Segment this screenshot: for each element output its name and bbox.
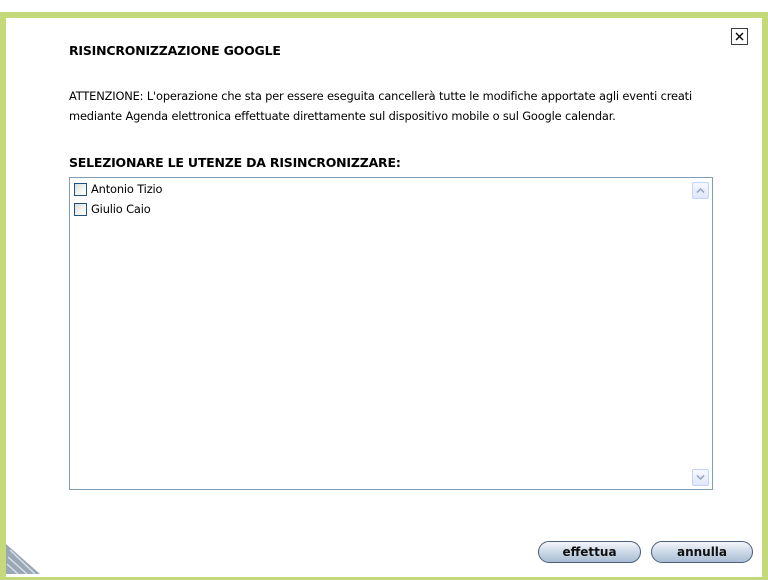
scroll-down-button[interactable] bbox=[692, 469, 709, 486]
users-listbox[interactable]: Antonio Tizio Giulio Caio bbox=[69, 177, 713, 490]
warning-text: ATTENZIONE: L'operazione che sta per ess… bbox=[69, 89, 693, 123]
close-icon bbox=[735, 32, 744, 41]
list-item-user[interactable]: Antonio Tizio bbox=[74, 181, 163, 197]
resize-grip-icon[interactable] bbox=[6, 544, 40, 574]
vertical-scrollbar[interactable] bbox=[689, 178, 712, 489]
user-checkbox[interactable] bbox=[74, 202, 87, 216]
scroll-up-button[interactable] bbox=[692, 182, 709, 199]
user-checkbox[interactable] bbox=[74, 182, 87, 196]
list-item-user[interactable]: Giulio Caio bbox=[74, 201, 151, 217]
chevron-up-icon bbox=[696, 187, 705, 194]
user-name: Antonio Tizio bbox=[91, 182, 163, 196]
user-name: Giulio Caio bbox=[91, 202, 151, 216]
window-top-strip bbox=[0, 0, 768, 12]
effettua-button[interactable]: effettua bbox=[538, 541, 641, 563]
dialog-title: RISINCRONIZZAZIONE GOOGLE bbox=[69, 43, 281, 58]
close-button[interactable] bbox=[731, 28, 748, 45]
annulla-button[interactable]: annulla bbox=[651, 541, 753, 563]
users-list-heading: SELEZIONARE LE UTENZE DA RISINCRONIZZARE… bbox=[69, 155, 401, 170]
chevron-down-icon bbox=[696, 474, 705, 481]
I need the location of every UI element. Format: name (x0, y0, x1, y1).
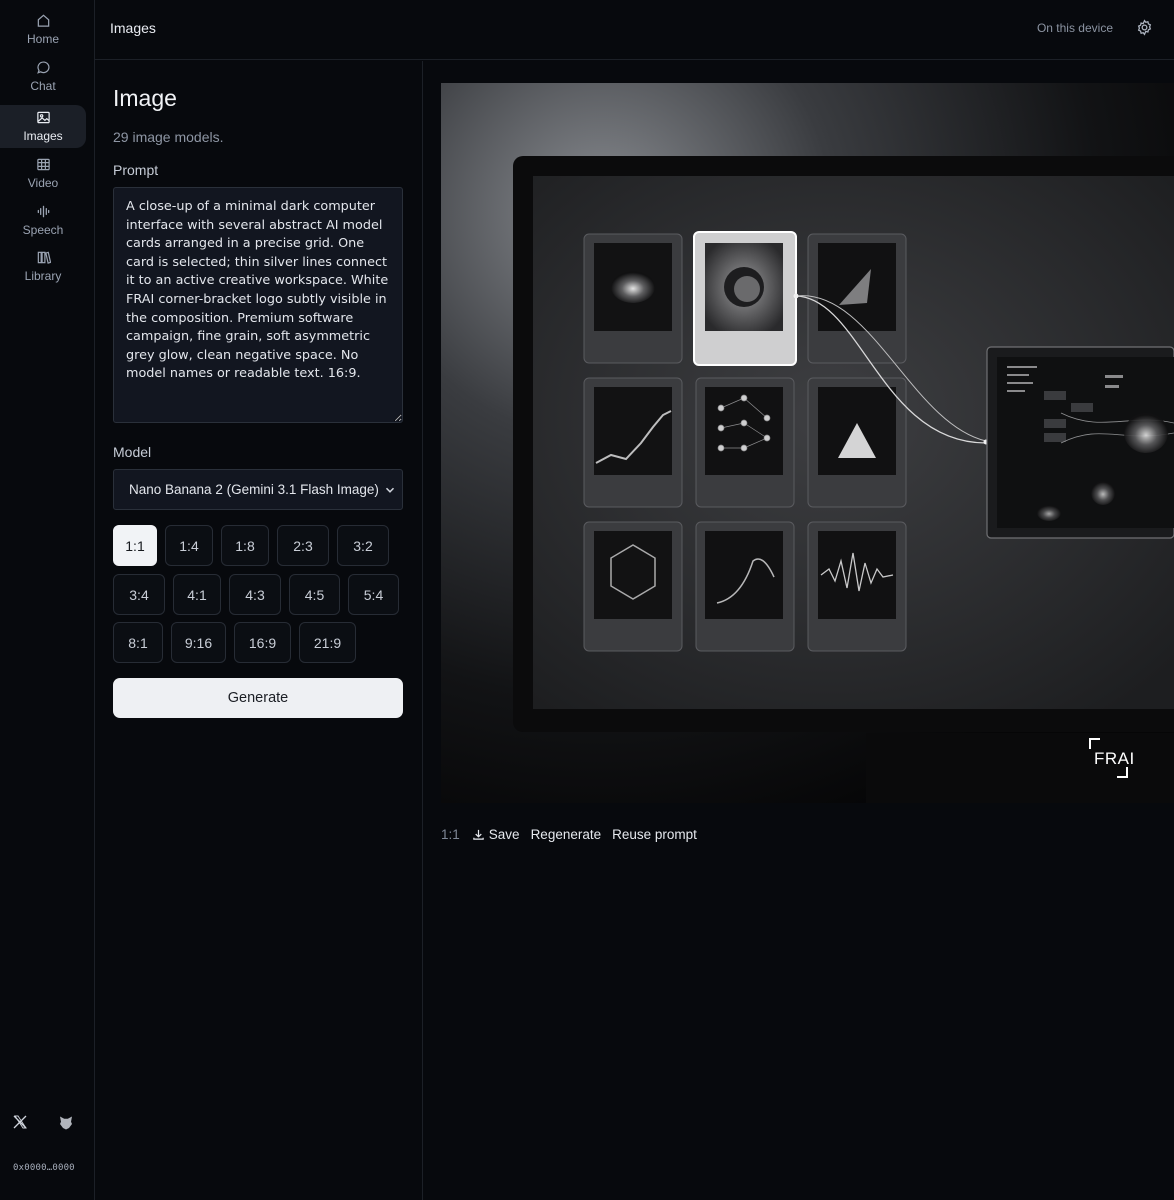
save-label: Save (488, 827, 520, 842)
ratio-button-1-8[interactable]: 1:8 (221, 525, 269, 566)
regenerate-button[interactable]: Regenerate (531, 827, 602, 842)
ratio-button-4-5[interactable]: 4:5 (289, 574, 340, 615)
generate-button[interactable]: Generate (113, 678, 403, 718)
books-icon (37, 251, 51, 264)
storage-status[interactable]: On this device (1037, 21, 1113, 35)
generator-panel: Image 29 image models. Prompt A close-up… (95, 61, 423, 1200)
nav-rail: Home Chat Images Video Speech Library 0x… (0, 0, 95, 1200)
x-logo-icon[interactable] (12, 1114, 28, 1130)
generated-image-art (441, 83, 1174, 803)
nav-item-images[interactable]: Images (0, 105, 86, 148)
fox-logo-icon[interactable] (58, 1114, 74, 1130)
ratio-button-1-1[interactable]: 1:1 (113, 525, 157, 566)
nav-label-chat: Chat (30, 79, 56, 93)
ratio-button-21-9[interactable]: 21:9 (299, 622, 356, 663)
gear-icon[interactable] (1136, 19, 1153, 36)
nav-item-video[interactable]: Video (0, 152, 86, 195)
ratio-button-3-4[interactable]: 3:4 (113, 574, 165, 615)
chat-icon (36, 61, 50, 74)
image-icon (36, 111, 50, 124)
ratio-button-16-9[interactable]: 16:9 (234, 622, 291, 663)
ratio-row-2: 3:4 4:1 4:3 4:5 5:4 (113, 574, 399, 615)
reuse-prompt-button[interactable]: Reuse prompt (612, 827, 697, 842)
model-count: 29 image models. (113, 129, 224, 145)
nav-item-library[interactable]: Library (0, 245, 86, 288)
download-icon (473, 829, 484, 840)
save-button[interactable]: Save (472, 827, 520, 842)
ratio-button-3-2[interactable]: 3:2 (337, 525, 389, 566)
chevron-down-icon (385, 487, 395, 493)
nav-label-library: Library (24, 269, 62, 283)
nav-label-video: Video (27, 176, 59, 190)
prompt-label: Prompt (113, 162, 159, 178)
film-icon (36, 158, 50, 171)
nav-label-speech: Speech (22, 223, 64, 237)
generated-image[interactable]: FRAI (441, 83, 1174, 803)
wallet-address[interactable]: 0x0000…0000 (13, 1163, 75, 1173)
ratio-row-3: 8:1 9:16 16:9 21:9 (113, 622, 356, 663)
home-icon (37, 14, 49, 27)
panel-title: Image (113, 85, 177, 111)
ratio-button-9-16[interactable]: 9:16 (171, 622, 226, 663)
result-actions: 1:1 Save Regenerate Reuse prompt (441, 827, 708, 842)
ratio-row-1: 1:1 1:4 1:8 2:3 3:2 (113, 525, 389, 566)
ratio-button-4-1[interactable]: 4:1 (173, 574, 221, 615)
ratio-button-5-4[interactable]: 5:4 (348, 574, 399, 615)
nav-label-home: Home (26, 32, 59, 46)
ratio-button-4-3[interactable]: 4:3 (229, 574, 281, 615)
model-select-value: Nano Banana 2 (Gemini 3.1 Flash Image) (129, 482, 379, 497)
ratio-button-1-4[interactable]: 1:4 (165, 525, 213, 566)
ratio-button-8-1[interactable]: 8:1 (113, 622, 163, 663)
nav-label-images: Images (23, 129, 63, 143)
top-bar: Images On this device (95, 0, 1174, 60)
nav-item-speech[interactable]: Speech (0, 199, 86, 242)
waveform-icon (37, 205, 49, 218)
model-label: Model (113, 444, 152, 460)
page-title: Images (110, 20, 156, 36)
nav-item-chat[interactable]: Chat (0, 55, 86, 98)
model-select[interactable]: Nano Banana 2 (Gemini 3.1 Flash Image) (113, 469, 403, 510)
frai-watermark: FRAI (1094, 749, 1135, 768)
app-root: Home Chat Images Video Speech Library 0x… (0, 0, 1174, 1200)
ratio-button-2-3[interactable]: 2:3 (277, 525, 329, 566)
prompt-textarea[interactable]: A close-up of a minimal dark computer in… (113, 187, 403, 423)
result-aspect-ratio: 1:1 (441, 827, 460, 842)
nav-item-home[interactable]: Home (0, 8, 86, 51)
________________
Exercise instructions: Can you format the lines in the records above, from the one holding "save-label: Save (488, 827, 520, 842)" through the one holding "storage-status[interactable]: On this" inclusive, as a numbered list with any blank lines dropped?

Problem solution:
1. save-label: Save (488, 827, 520, 842)
2. ratio-button-1-8[interactable]: 1:8 (221, 525, 269, 566)
3. regenerate-button[interactable]: Regenerate (531, 827, 602, 842)
4. ratio-button-4-5[interactable]: 4:5 (289, 574, 340, 615)
5. generate-button[interactable]: Generate (113, 678, 403, 718)
6. books-icon (37, 251, 51, 264)
7. storage-status[interactable]: On this device (1037, 21, 1113, 35)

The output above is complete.